◆ **Exercise instructions**
Transcribe each line of the records below exactly, excluding any embedded images.

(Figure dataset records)
>>>>>

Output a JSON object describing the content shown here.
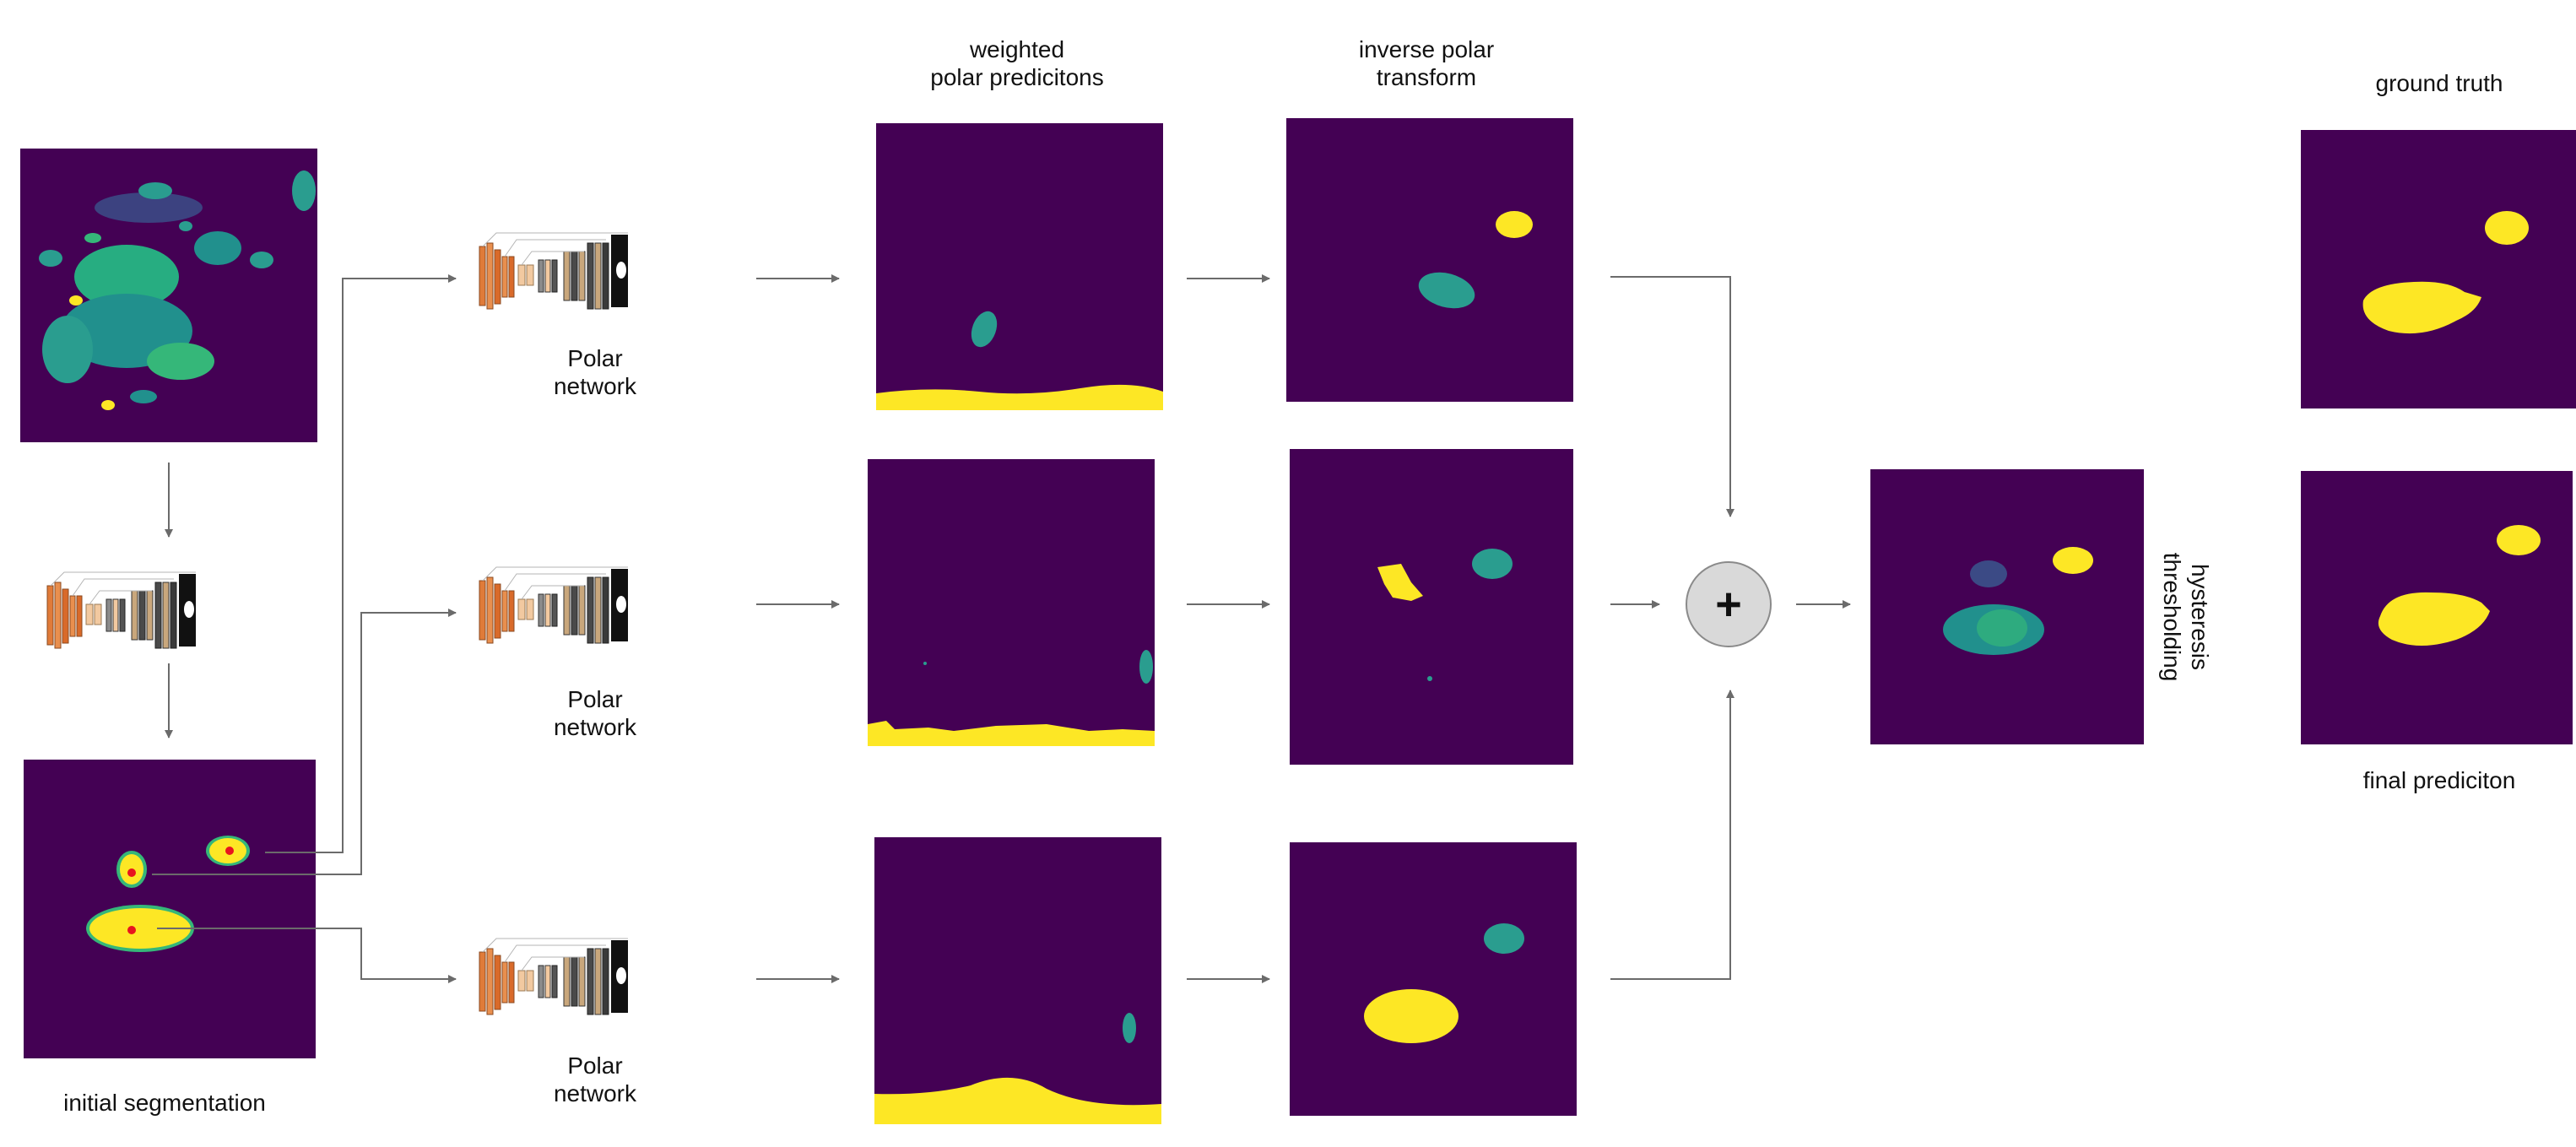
{
  "labels": {
    "initial_segmentation": "initial segmentation",
    "polar_network": "Polar\nnetwork",
    "weighted_polar_predictions": "weighted\npolar predicitons",
    "inverse_polar_transform": "inverse polar\ntransform",
    "ground_truth": "ground truth",
    "final_prediction": "final prediciton",
    "hysteresis_thresholding": "hysteresis\nthresholding",
    "sum_operator": "+"
  },
  "colors": {
    "background_purple": "#440154",
    "teal": "#2a9d8f",
    "teal_dark": "#21908d",
    "teal_light": "#35b779",
    "yellow": "#fde725",
    "arrow_gray": "#6b6b6b",
    "seed_red": "#e8141e",
    "network_orange": "#e07b39",
    "network_tan": "#f2c9a0",
    "network_dark": "#3a3a3a",
    "sum_circle_fill": "#d9d9d9"
  }
}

<<<<<

◆ **Exercise response**
Output a JSON object describing the content shown here.
{
  "labels": {
    "initial_segmentation": "initial segmentation",
    "polar_network": "Polar\nnetwork",
    "weighted_polar_predictions": "weighted\npolar predicitons",
    "inverse_polar_transform": "inverse polar\ntransform",
    "ground_truth": "ground truth",
    "final_prediction": "final prediciton",
    "hysteresis_thresholding": "hysteresis\nthresholding",
    "sum_operator": "+"
  },
  "colors": {
    "background_purple": "#440154",
    "teal": "#2a9d8f",
    "teal_dark": "#21908d",
    "teal_light": "#35b779",
    "yellow": "#fde725",
    "arrow_gray": "#6b6b6b",
    "seed_red": "#e8141e",
    "network_orange": "#e07b39",
    "network_tan": "#f2c9a0",
    "network_dark": "#3a3a3a",
    "sum_circle_fill": "#d9d9d9"
  }
}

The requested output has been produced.